Reading text:
========

Cooking (Thermodynamics) Problems

  • #1
Matt Poirier

Homework Statement


1.
You are cooking a meal in your kitchen and have just put a pot of frozen soup on the stove to defrost. You turn on the burner and, when you ignite the gaseous fuel (methane or propane), there is a dramatic increase in the gas's thermal energy. Where did that thermal energy come from?
Select one:
a. The fuel molecules and oxygen molecules remain unchanged during the burning process, but they convert their kinetic energy into thermal energy.
b. The fuel molecules and oxygen molecules remain unchanged during the burning process, but they convert their potential energies into thermal energy.
c. When the fuel molecules and oxygen molecules rearrange to form water and carbon dioxide molecules, they convert chemical potential energy into thermal energy.
d. When the fuel molecules and oxygen molecules rearrange to form water and carbon dioxide molecules, they convert kinetic energy into thermal energy.
2.
With gas flame touching the bottom of the pot of frozen soup, heat flows into the pot. Why does heat flow from the flame to the pot and not from the pot to the flame?
Select one:
a. Heat travels upward, so heat flows from the flame to the pot above it.
b. The flame pushes upward on the pot as it flows around the pot, so the flame does work on the pot.
c. For statistical reasons, heat flows naturally from the hotter flame to the colder pot.
d. Heat flows naturally from the hotter flame to the colder pot because of Newton's laws of motion.
3.
Although both the inside and outside surfaces of your pot are made of stainless steel, there is a thick layer of aluminum sandwiched tightly between the two stainless steel surface layers. Why does that aluminum layer help your pot cook food evenly?
Select one:
a. The aluminum layer adds thickness to the pot without adding much mass. A thicker pot bottom cooks more evenly.
b. The aluminum layer stores thermal energy so that the pot's temperature can respond faster to adjustments of the burner's flame.
c. The aluminum layer conducts heat extremely well so that all parts of the pot bottom are approximately in thermal equilibrium.
d. The aluminum layer reflects heat and prevents the pot from scorching the food inside it.
4.
As you cook the frozen soup on the burner, the soup changes phases. Three distinct periods are noticeable. During the first period, the soup is completely solid. During the second period, liquid soup appears and gradually becomes more abundant. During the third period, the soup is completely liquid. Describe the soup's temperature during these three periods, assuming for simplicity that the soup is pure water.
Select one:
a. During the first period, the solid soup's temperature is increasing. During the second period, the melting soup's temperature is approximately constant. During the third period, the liquid soup's temperature is increasing.

========

Dataset entries:
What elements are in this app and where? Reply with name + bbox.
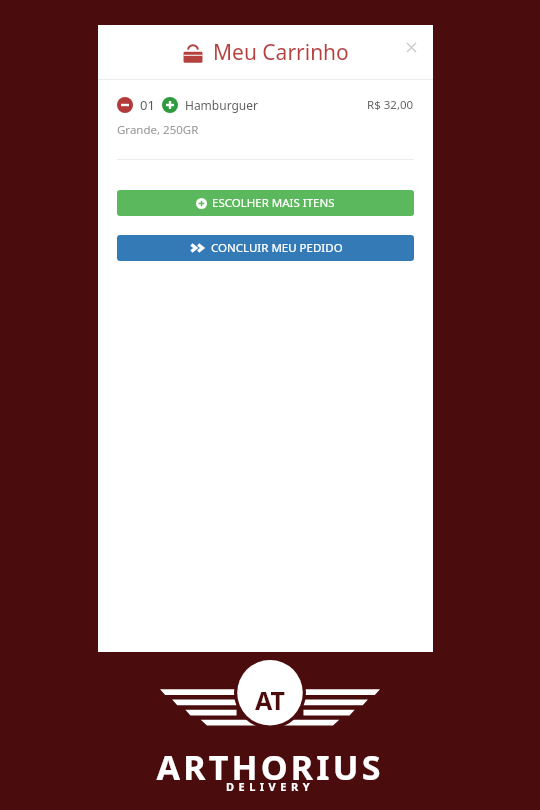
button[interactable]: Adicionar um item <box>162 97 178 113</box>
staticText: DELIVERY <box>0 779 540 794</box>
staticText: ESCOLHER MAIS ITENS <box>212 195 335 211</box>
staticText: ARTHORIUS <box>0 744 540 790</box>
button[interactable]: CONCLUIR MEU PEDIDO <box>117 235 414 261</box>
staticText: R$ 32,00 <box>367 97 414 113</box>
staticText: Meu Carrinho <box>213 38 349 67</box>
button[interactable]: Remover um item <box>117 97 133 113</box>
staticText: AT <box>255 683 285 717</box>
staticText: Grande, 250GR <box>117 122 199 138</box>
staticText: 01 <box>140 96 155 114</box>
button[interactable]: ESCOLHER MAIS ITENS <box>117 190 414 216</box>
staticText: CONCLUIR MEU PEDIDO <box>211 240 343 256</box>
staticText: Hamburguer <box>185 97 258 113</box>
button[interactable]: Fechar <box>397 33 425 61</box>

========

Problems:
1. In the cooking thermodynamics thread, what metal is sandwiched between the pot's two stainless steel layers?
2. List every kind of molecule named in the answer choices to the first question of the cooking thermodynamics thread.
3. Carry on the cooking thermodynamics thread from its last line.
The records have nothing to do with the cooking thermodynamics thread.

Answers for the tasks:
1. Aluminum.

2. Fuel molecules, oxygen molecules, water molecules, carbon dioxide molecules

3.
b. During the first period, the solid soup's temperature is increasing. During the second period, the melting soup's temperature is increasing. During the third period, the liquid soup's temperature is increasing.
c. During the first period, the solid soup's temperature is approximately constant. During the second period, the melting soup's temperature is increasing. During the third period, the liquid soup's temperature is approximately constant.
d. During the first period, the solid soup's temperature is approximately constant. During the second period, the melting soup's temperature is approximately constant. During the third period, the liquid soup's temperature is increasing.
5.
The soup that you are cooking on the burner is entirely liquid and it is warmer than room temperature. Describe the surface of the soup as the soup's temperature continues to rise.
Select one:
a. Water molecules are leaving the liquid surface for the gas and, while water molecules are also leaving the gas for the liquid surface, there is a net flow of water molecules from the liquid to the gas. That flow remains steady as the soup's temperature increases.
b. Water molecules cannot leave the liquid surface for the gas until the soup reaches its boiling temperature.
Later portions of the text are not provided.